--- Start ---

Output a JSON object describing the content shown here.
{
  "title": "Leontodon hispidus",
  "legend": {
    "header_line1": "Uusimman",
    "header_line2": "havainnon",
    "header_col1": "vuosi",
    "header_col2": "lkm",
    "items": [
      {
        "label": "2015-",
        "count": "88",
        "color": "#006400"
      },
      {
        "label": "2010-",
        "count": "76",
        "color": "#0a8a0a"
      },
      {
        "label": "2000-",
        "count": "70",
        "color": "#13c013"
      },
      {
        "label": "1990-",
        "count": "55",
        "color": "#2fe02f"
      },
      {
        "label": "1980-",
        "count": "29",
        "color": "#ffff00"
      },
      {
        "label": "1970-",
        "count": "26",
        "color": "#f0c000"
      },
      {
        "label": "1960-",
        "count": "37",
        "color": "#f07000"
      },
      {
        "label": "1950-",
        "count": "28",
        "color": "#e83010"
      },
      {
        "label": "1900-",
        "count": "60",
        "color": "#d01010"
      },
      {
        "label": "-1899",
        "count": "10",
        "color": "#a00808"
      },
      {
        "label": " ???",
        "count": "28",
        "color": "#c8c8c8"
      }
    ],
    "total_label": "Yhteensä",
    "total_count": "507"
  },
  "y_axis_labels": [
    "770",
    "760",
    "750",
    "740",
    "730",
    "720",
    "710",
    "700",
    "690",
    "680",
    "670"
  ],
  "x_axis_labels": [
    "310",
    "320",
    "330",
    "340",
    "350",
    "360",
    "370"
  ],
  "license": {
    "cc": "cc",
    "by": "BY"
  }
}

--- End ---

:: Problem details ::
Send back every record, precisely as written.

:: Solution for this task ::
Output a JSON object describing the content shown here.
{
  "title": "Leontodon hispidus",
  "legend": {
    "header_line1": "Uusimman",
    "header_line2": "havainnon",
    "header_col1": "vuosi",
    "header_col2": "lkm",
    "items": [
      {
        "label": "2015-",
        "count": "88",
        "color": "#006400"
      },
      {
        "label": "2010-",
        "count": "76",
        "color": "#0a8a0a"
      },
      {
        "label": "2000-",
        "count": "70",
        "color": "#13c013"
      },
      {
        "label": "1990-",
        "count": "55",
        "color": "#2fe02f"
      },
      {
        "label": "1980-",
        "count": "29",
        "color": "#ffff00"
      },
      {
        "label": "1970-",
        "count": "26",
        "color": "#f0c000"
      },
      {
        "label": "1960-",
        "count": "37",
        "color": "#f07000"
      },
      {
        "label": "1950-",
        "count": "28",
        "color": "#e83010"
      },
      {
        "label": "1900-",
        "count": "60",
        "color": "#d01010"
      },
      {
        "label": "-1899",
        "count": "10",
        "color": "#a00808"
      },
      {
        "label": " ???",
        "count": "28",
        "color": "#c8c8c8"
      }
    ],
    "total_label": "Yhteensä",
    "total_count": "507"
  },
  "y_axis_labels": [
    "770",
    "760",
    "750",
    "740",
    "730",
    "720",
    "710",
    "700",
    "690",
    "680",
    "670"
  ],
  "x_axis_labels": [
    "310",
    "320",
    "330",
    "340",
    "350",
    "360",
    "370"
  ],
  "license": {
    "cc": "cc",
    "by": "BY"
  }
}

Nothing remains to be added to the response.